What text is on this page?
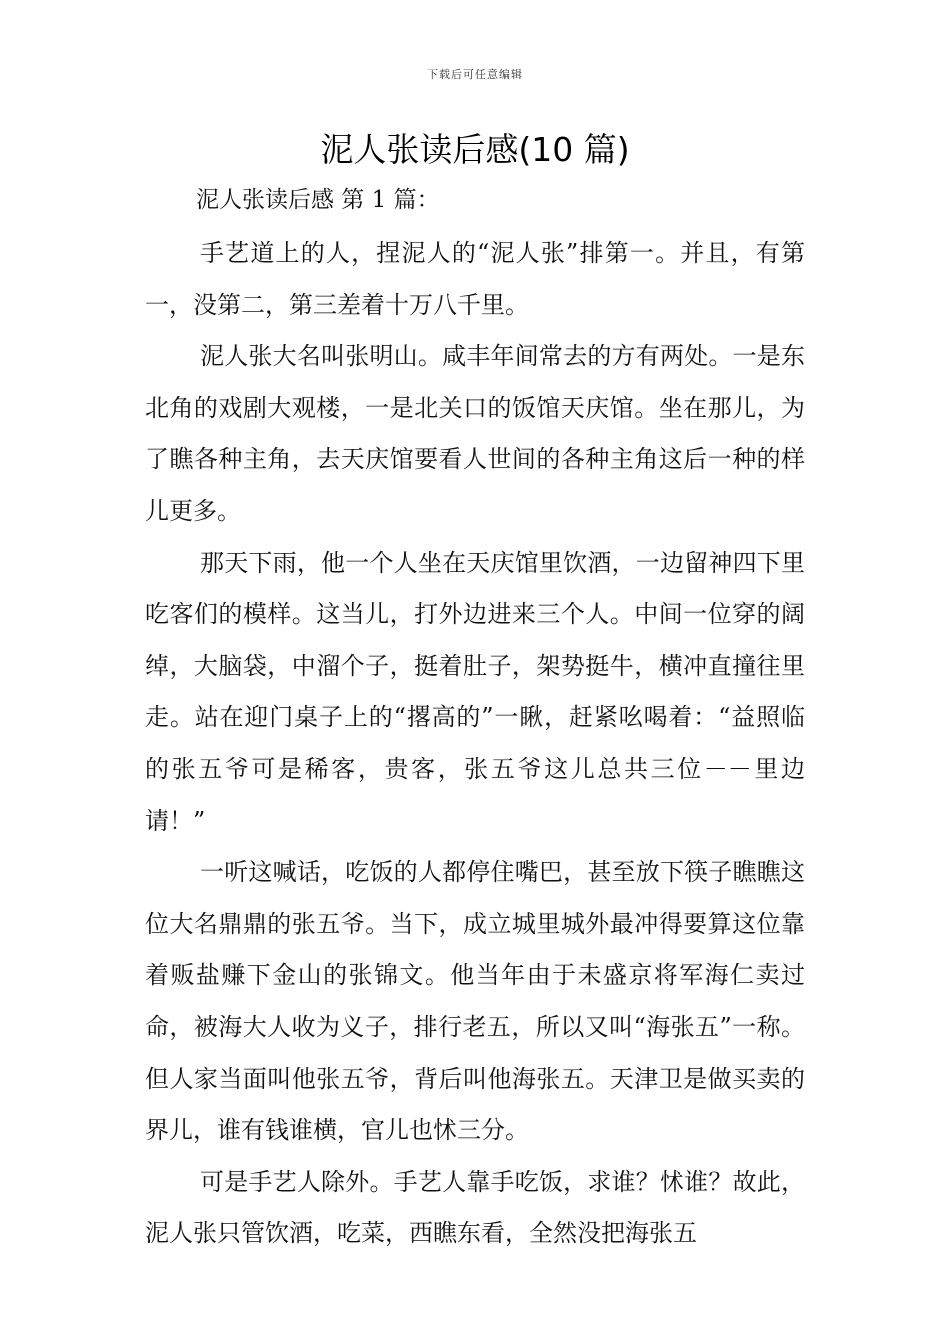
下载后可任意编辑
泥人张读后感(10 篇)
泥人张读后感 第 1 篇：

手艺道上的人，捏泥人的“泥人张”排第一。并且，有第一，没第二，第三差着十万八千里。

泥人张大名叫张明山。咸丰年间常去的方有两处。一是东北角的戏剧大观楼，一是北关口的饭馆天庆馆。坐在那儿，为了瞧各种主角，去天庆馆要看人世间的各种主角这后一种的样儿更多。

那天下雨，他一个人坐在天庆馆里饮酒，一边留神四下里吃客们的模样。这当儿，打外边进来三个人。中间一位穿的阔绰，大脑袋，中溜个子，挺着肚子，架势挺牛，横冲直撞往里走。站在迎门桌子上的“撂高的”一瞅，赶紧吆喝着：“益照临的张五爷可是稀客，贵客，张五爷这儿总共三位－－里边请！”

一听这喊话，吃饭的人都停住嘴巴，甚至放下筷子瞧瞧这位大名鼎鼎的张五爷。当下，成立城里城外最冲得要算这位靠着贩盐赚下金山的张锦文。他当年由于未盛京将军海仁卖过命，被海大人收为义子，排行老五，所以又叫“海张五”一称。但人家当面叫他张五爷，背后叫他海张五。天津卫是做买卖的界儿，谁有钱谁横，官儿也怵三分。

可是手艺人除外。手艺人靠手吃饭，求谁？怵谁？故此，泥人张只管饮酒，吃菜，西瞧东看，全然没把海张五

* REQUIRED WORK *
Word for word, quote the lines above. Omit the pictures.

* ANSWER FOR THIS EXERCISE *
What text is on this page?
下载后可任意编辑
泥人张读后感(10 篇)
泥人张读后感 第 1 篇：

手艺道上的人，捏泥人的“泥人张”排第一。并且，有第一，没第二，第三差着十万八千里。

泥人张大名叫张明山。咸丰年间常去的方有两处。一是东北角的戏剧大观楼，一是北关口的饭馆天庆馆。坐在那儿，为了瞧各种主角，去天庆馆要看人世间的各种主角这后一种的样儿更多。

那天下雨，他一个人坐在天庆馆里饮酒，一边留神四下里吃客们的模样。这当儿，打外边进来三个人。中间一位穿的阔绰，大脑袋，中溜个子，挺着肚子，架势挺牛，横冲直撞往里走。站在迎门桌子上的“撂高的”一瞅，赶紧吆喝着：“益照临的张五爷可是稀客，贵客，张五爷这儿总共三位－－里边请！”

一听这喊话，吃饭的人都停住嘴巴，甚至放下筷子瞧瞧这位大名鼎鼎的张五爷。当下，成立城里城外最冲得要算这位靠着贩盐赚下金山的张锦文。他当年由于未盛京将军海仁卖过命，被海大人收为义子，排行老五，所以又叫“海张五”一称。但人家当面叫他张五爷，背后叫他海张五。天津卫是做买卖的界儿，谁有钱谁横，官儿也怵三分。

可是手艺人除外。手艺人靠手吃饭，求谁？怵谁？故此，泥人张只管饮酒，吃菜，西瞧东看，全然没把海张五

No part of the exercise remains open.